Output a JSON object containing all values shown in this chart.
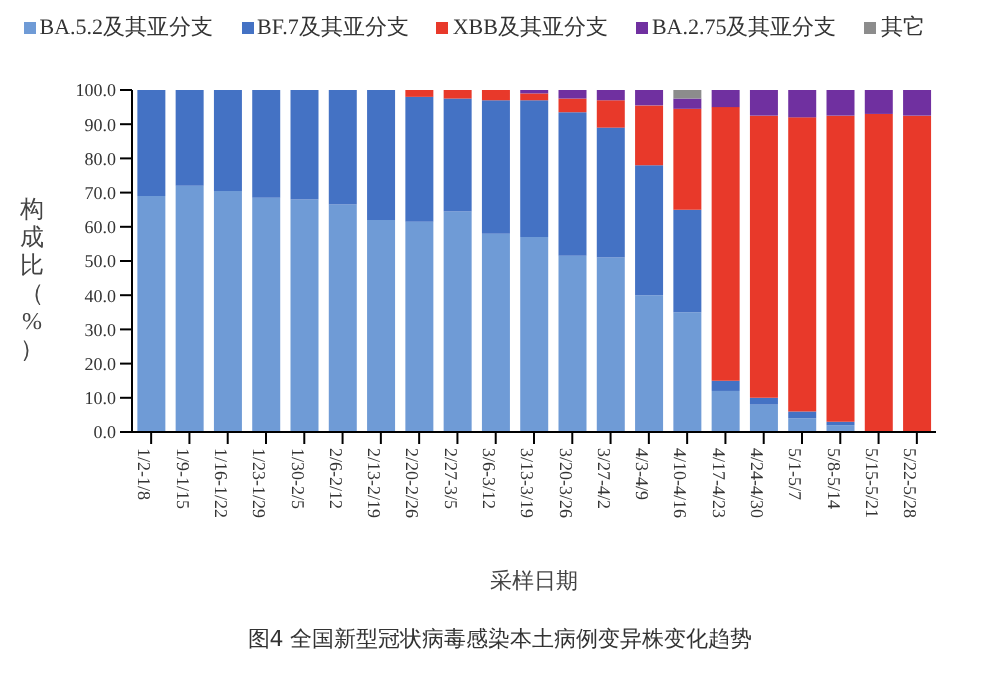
{
  "chart_data": {
    "type": "bar",
    "stacked": true,
    "title": "图4 全国新型冠状病毒感染本土病例变异株变化趋势",
    "xlabel": "采样日期",
    "ylabel": "构成比（%）",
    "categories": [
      "1/2-1/8",
      "1/9-1/15",
      "1/16-1/22",
      "1/23-1/29",
      "1/30-2/5",
      "2/6-2/12",
      "2/13-2/19",
      "2/20-2/26",
      "2/27-3/5",
      "3/6-3/12",
      "3/13-3/19",
      "3/20-3/26",
      "3/27-4/2",
      "4/3-4/9",
      "4/10-4/16",
      "4/17-4/23",
      "4/24-4/30",
      "5/1-5/7",
      "5/8-5/14",
      "5/15-5/21",
      "5/22-5/28"
    ],
    "series": [
      {
        "name": "BA.5.2及其亚分支",
        "color": "#6f9bd6",
        "values": [
          69,
          72,
          70.5,
          68.5,
          68,
          66.5,
          62,
          61.5,
          64.5,
          58,
          57,
          51.5,
          51,
          40,
          35,
          12,
          8,
          4,
          2,
          0,
          0
        ]
      },
      {
        "name": "BF.7及其亚分支",
        "color": "#4472c4",
        "values": [
          31,
          28,
          29.5,
          31.5,
          32,
          33.5,
          38,
          36.5,
          33,
          39,
          40,
          42,
          38,
          38,
          30,
          3,
          2,
          2,
          1,
          0,
          0
        ]
      },
      {
        "name": "XBB及其亚分支",
        "color": "#e8392a",
        "values": [
          0,
          0,
          0,
          0,
          0,
          0,
          0,
          2,
          2.5,
          3,
          2,
          4,
          8,
          17.5,
          29.5,
          80,
          82.5,
          86,
          89.5,
          93,
          92.5
        ]
      },
      {
        "name": "BA.2.75及其亚分支",
        "color": "#7030a0",
        "values": [
          0,
          0,
          0,
          0,
          0,
          0,
          0,
          0,
          0,
          0,
          1,
          2.5,
          3,
          4.5,
          3,
          5,
          7.5,
          8,
          7.5,
          7,
          7.5
        ]
      },
      {
        "name": "其它",
        "color": "#8c8c8c",
        "values": [
          0,
          0,
          0,
          0,
          0,
          0,
          0,
          0,
          0,
          0,
          0,
          0,
          0,
          0,
          2.5,
          0,
          0,
          0,
          0,
          0,
          0
        ]
      }
    ],
    "ylim": [
      0,
      100
    ],
    "yticks": [
      {
        "value": 0,
        "label": "0.0"
      },
      {
        "value": 10,
        "label": "10.0"
      },
      {
        "value": 20,
        "label": "20.0"
      },
      {
        "value": 30,
        "label": "30.0"
      },
      {
        "value": 40,
        "label": "40.0"
      },
      {
        "value": 50,
        "label": "50.0"
      },
      {
        "value": 60,
        "label": "60.0"
      },
      {
        "value": 70,
        "label": "70.0"
      },
      {
        "value": 80,
        "label": "80.0"
      },
      {
        "value": 90,
        "label": "90.0"
      },
      {
        "value": 100,
        "label": "100.0"
      }
    ],
    "legend": "top",
    "grid": false
  }
}
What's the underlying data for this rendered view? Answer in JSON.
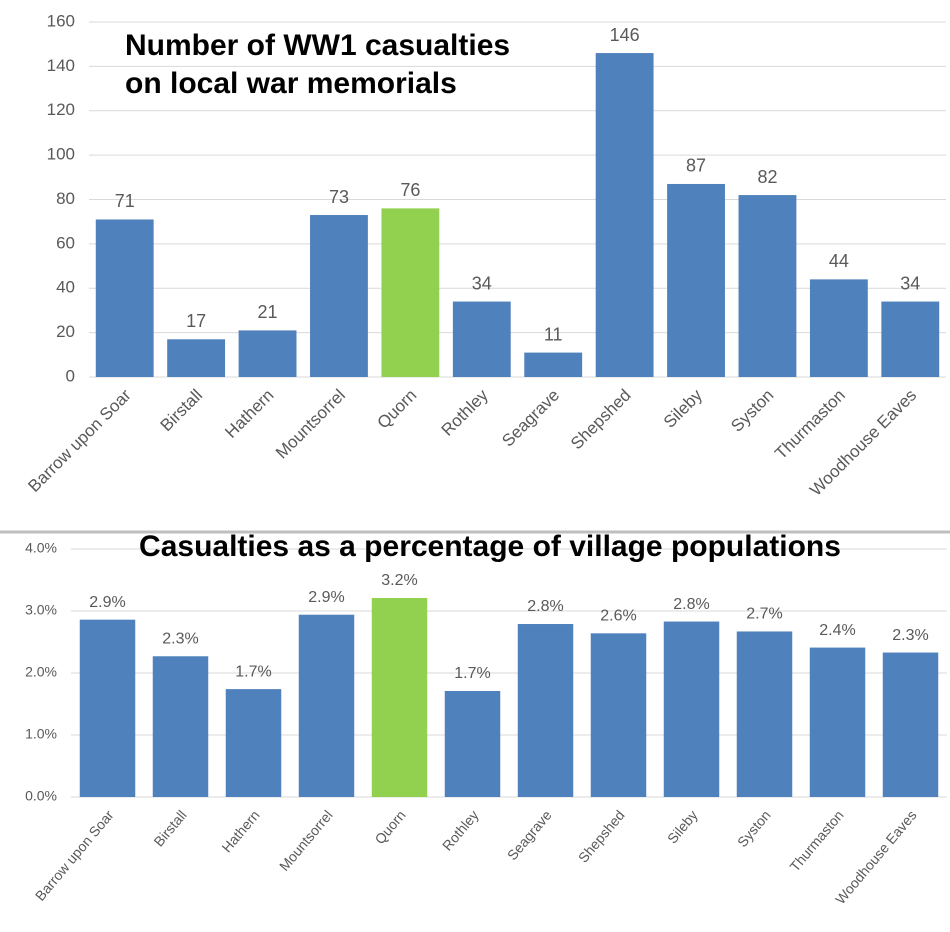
+ + + +
### Exercise details:
Read through the entries and copy every line that includes "name".

### Response to the task:
        "name": "BA.5.2及其亚分支",
        "name": "BF.7及其亚分支",
        "name": "XBB及其亚分支",
        "name": "BA.2.75及其亚分支",
        "name": "其它",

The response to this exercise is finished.